◆ Set problem
Each record below is to be reproduced without any change.

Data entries
----------------

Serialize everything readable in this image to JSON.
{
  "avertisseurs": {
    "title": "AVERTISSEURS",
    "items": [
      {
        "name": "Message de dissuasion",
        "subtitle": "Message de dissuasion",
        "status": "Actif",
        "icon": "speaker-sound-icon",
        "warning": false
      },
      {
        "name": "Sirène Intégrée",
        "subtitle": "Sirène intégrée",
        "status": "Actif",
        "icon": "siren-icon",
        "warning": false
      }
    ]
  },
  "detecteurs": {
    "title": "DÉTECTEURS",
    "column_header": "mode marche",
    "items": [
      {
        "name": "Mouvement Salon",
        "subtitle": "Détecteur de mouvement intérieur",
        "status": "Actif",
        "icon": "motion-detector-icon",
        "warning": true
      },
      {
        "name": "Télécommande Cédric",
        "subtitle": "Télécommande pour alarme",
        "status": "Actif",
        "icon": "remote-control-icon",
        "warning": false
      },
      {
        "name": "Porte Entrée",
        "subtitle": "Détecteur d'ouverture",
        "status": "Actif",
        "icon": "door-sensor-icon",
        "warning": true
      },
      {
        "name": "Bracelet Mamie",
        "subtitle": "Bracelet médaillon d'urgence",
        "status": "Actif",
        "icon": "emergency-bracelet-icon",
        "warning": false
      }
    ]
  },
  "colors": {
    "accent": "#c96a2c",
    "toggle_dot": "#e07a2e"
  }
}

----------------

◆ Answer to the task
Serialize everything readable in this image to JSON.
{
  "avertisseurs": {
    "title": "AVERTISSEURS",
    "items": [
      {
        "name": "Message de dissuasion",
        "subtitle": "Message de dissuasion",
        "status": "Actif",
        "icon": "speaker-sound-icon",
        "warning": false
      },
      {
        "name": "Sirène Intégrée",
        "subtitle": "Sirène intégrée",
        "status": "Actif",
        "icon": "siren-icon",
        "warning": false
      }
    ]
  },
  "detecteurs": {
    "title": "DÉTECTEURS",
    "column_header": "mode marche",
    "items": [
      {
        "name": "Mouvement Salon",
        "subtitle": "Détecteur de mouvement intérieur",
        "status": "Actif",
        "icon": "motion-detector-icon",
        "warning": true
      },
      {
        "name": "Télécommande Cédric",
        "subtitle": "Télécommande pour alarme",
        "status": "Actif",
        "icon": "remote-control-icon",
        "warning": false
      },
      {
        "name": "Porte Entrée",
        "subtitle": "Détecteur d'ouverture",
        "status": "Actif",
        "icon": "door-sensor-icon",
        "warning": true
      },
      {
        "name": "Bracelet Mamie",
        "subtitle": "Bracelet médaillon d'urgence",
        "status": "Actif",
        "icon": "emergency-bracelet-icon",
        "warning": false
      }
    ]
  },
  "colors": {
    "accent": "#c96a2c",
    "toggle_dot": "#e07a2e"
  }
}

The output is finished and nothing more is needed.